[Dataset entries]
-- -- --

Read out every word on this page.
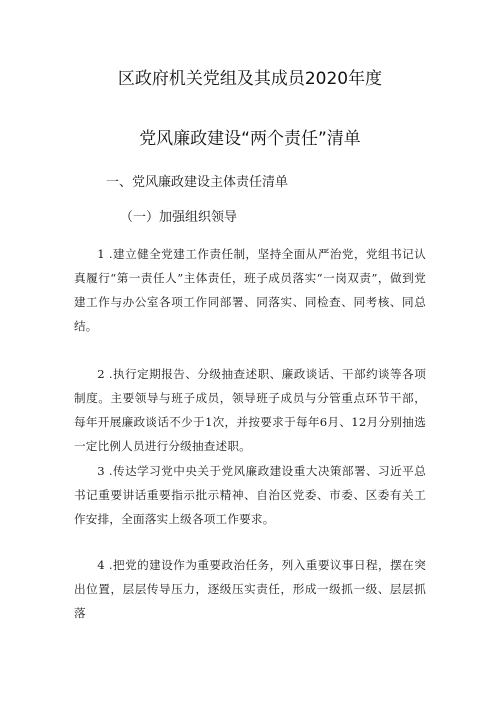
区政府机关党组及其成员2020年度
党风廉政建设“两个责任”清单
一、党风廉政建设主体责任清单
（一）加强组织领导
1 .建立健全党建工作责任制，坚持全面从严治党，党组书记认真履行“第一责任人”主体责任，班子成员落实“一岗双责”，做到党建工作与办公室各项工作同部署、同落实、同检查、同考核、同总结。
2 .执行定期报告、分级抽查述职、廉政谈话、干部约谈等各项制度。主要领导与班子成员，领导班子成员与分管重点环节干部，每年开展廉政谈话不少于1次，并按要求于每年6月、12月分别抽选一定比例人员进行分级抽查述职。
3 .传达学习党中央关于党风廉政建设重大决策部署、习近平总书记重要讲话重要指示批示精神、自治区党委、市委、区委有关工作安排，全面落实上级各项工作要求。
4 .把党的建设作为重要政治任务，列入重要议事日程，摆在突出位置，层层传导压力，逐级压实责任，形成一级抓一级、层层抓落
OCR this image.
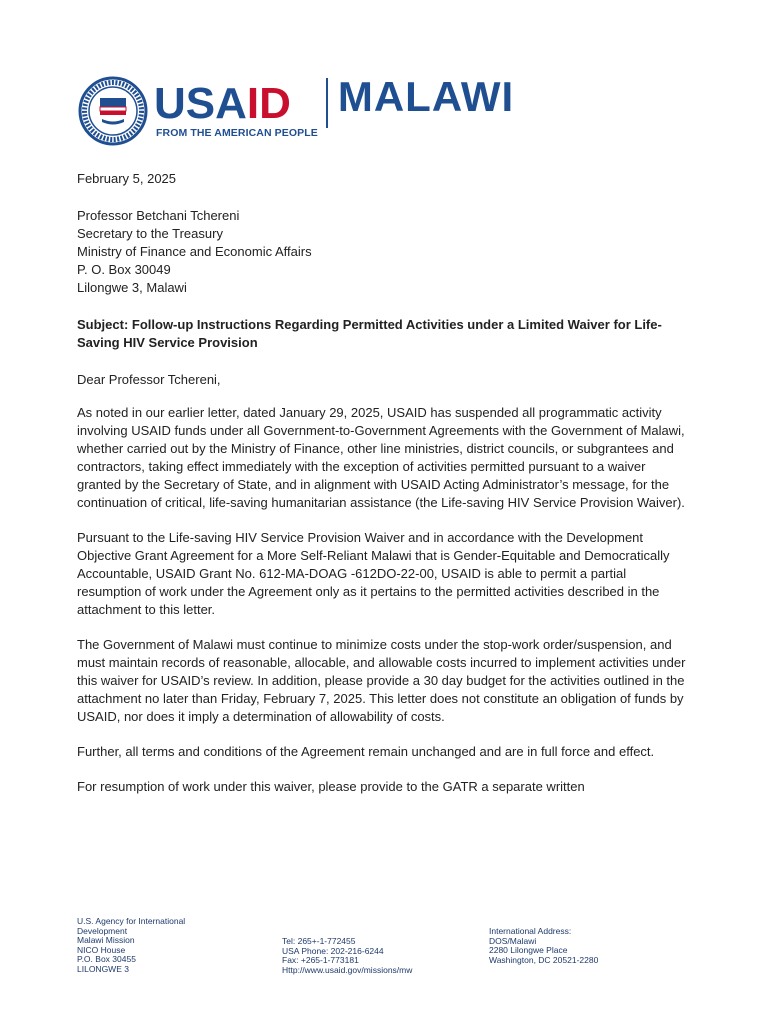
USAID
FROM THE AMERICAN PEOPLE
MALAWI
February 5, 2025
Professor Betchani Tchereni
Secretary to the Treasury
Ministry of Finance and Economic Affairs
P. O. Box 30049
Lilongwe 3, Malawi
Subject: Follow-up Instructions Regarding Permitted Activities under a Limited Waiver for Life-Saving HIV Service Provision
Dear Professor Tchereni,

As noted in our earlier letter, dated January 29, 2025, USAID has suspended all programmatic activity involving USAID funds under all Government-to-Government Agreements with the Government of Malawi, whether carried out by the Ministry of Finance, other line ministries, district councils, or subgrantees and contractors, taking effect immediately with the exception of activities permitted pursuant to a waiver granted by the Secretary of State, and in alignment with USAID Acting Administrator’s message, for the continuation of critical, life-saving humanitarian assistance (the Life-saving HIV Service Provision Waiver).

Pursuant to the Life-saving HIV Service Provision Waiver and in accordance with the Development Objective Grant Agreement for a More Self-Reliant Malawi that is Gender-Equitable and Democratically Accountable, USAID Grant No. 612-MA-DOAG -612DO-22-00, USAID is able to permit a partial resumption of work under the Agreement only as it pertains to the permitted activities described in the attachment to this letter.

The Government of Malawi must continue to minimize costs under the stop-work order/suspension, and must maintain records of reasonable, allocable, and allowable costs incurred to implement activities under this waiver for USAID’s review. In addition, please provide a 30 day budget for the activities outlined in the attachment no later than Friday, February 7, 2025. This letter does not constitute an obligation of funds by USAID, nor does it imply a determination of allowability of costs.

Further, all terms and conditions of the Agreement remain unchanged and are in full force and effect.

For resumption of work under this waiver, please provide to the GATR a separate written

U.S. Agency for International
Development
Malawi Mission
NICO House
P.O. Box 30455
LILONGWE 3
Tel: 265+-1-772455
USA Phone: 202-216-6244
Fax: +265-1-773181
Http://www.usaid.gov/missions/mw
International Address:
DOS/Malawi
2280 Lilongwe Place
Washington, DC 20521-2280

-- -- --

Quote every entry exactly, with the pictures omitted.

Solution to the exercise:
Read out every word on this page.
区政府机关党组及其成员2020年度
党风廉政建设“两个责任”清单
一、党风廉政建设主体责任清单
（一）加强组织领导
1 .建立健全党建工作责任制，坚持全面从严治党，党组书记认真履行“第一责任人”主体责任，班子成员落实“一岗双责”，做到党建工作与办公室各项工作同部署、同落实、同检查、同考核、同总结。
2 .执行定期报告、分级抽查述职、廉政谈话、干部约谈等各项制度。主要领导与班子成员，领导班子成员与分管重点环节干部，每年开展廉政谈话不少于1次，并按要求于每年6月、12月分别抽选一定比例人员进行分级抽查述职。
3 .传达学习党中央关于党风廉政建设重大决策部署、习近平总书记重要讲话重要指示批示精神、自治区党委、市委、区委有关工作安排，全面落实上级各项工作要求。
4 .把党的建设作为重要政治任务，列入重要议事日程，摆在突出位置，层层传导压力，逐级压实责任，形成一级抓一级、层层抓落
OCR this image.
USAID
FROM THE AMERICAN PEOPLE
MALAWI
February 5, 2025
Professor Betchani Tchereni
Secretary to the Treasury
Ministry of Finance and Economic Affairs
P. O. Box 30049
Lilongwe 3, Malawi
Subject: Follow-up Instructions Regarding Permitted Activities under a Limited Waiver for Life-Saving HIV Service Provision
Dear Professor Tchereni,

As noted in our earlier letter, dated January 29, 2025, USAID has suspended all programmatic activity involving USAID funds under all Government-to-Government Agreements with the Government of Malawi, whether carried out by the Ministry of Finance, other line ministries, district councils, or subgrantees and contractors, taking effect immediately with the exception of activities permitted pursuant to a waiver granted by the Secretary of State, and in alignment with USAID Acting Administrator’s message, for the continuation of critical, life-saving humanitarian assistance (the Life-saving HIV Service Provision Waiver).

Pursuant to the Life-saving HIV Service Provision Waiver and in accordance with the Development Objective Grant Agreement for a More Self-Reliant Malawi that is Gender-Equitable and Democratically Accountable, USAID Grant No. 612-MA-DOAG -612DO-22-00, USAID is able to permit a partial resumption of work under the Agreement only as it pertains to the permitted activities described in the attachment to this letter.

The Government of Malawi must continue to minimize costs under the stop-work order/suspension, and must maintain records of reasonable, allocable, and allowable costs incurred to implement activities under this waiver for USAID’s review. In addition, please provide a 30 day budget for the activities outlined in the attachment no later than Friday, February 7, 2025. This letter does not constitute an obligation of funds by USAID, nor does it imply a determination of allowability of costs.

Further, all terms and conditions of the Agreement remain unchanged and are in full force and effect.

For resumption of work under this waiver, please provide to the GATR a separate written

U.S. Agency for International
Development
Malawi Mission
NICO House
P.O. Box 30455
LILONGWE 3
Tel: 265+-1-772455
USA Phone: 202-216-6244
Fax: +265-1-773181
Http://www.usaid.gov/missions/mw
International Address:
DOS/Malawi
2280 Lilongwe Place
Washington, DC 20521-2280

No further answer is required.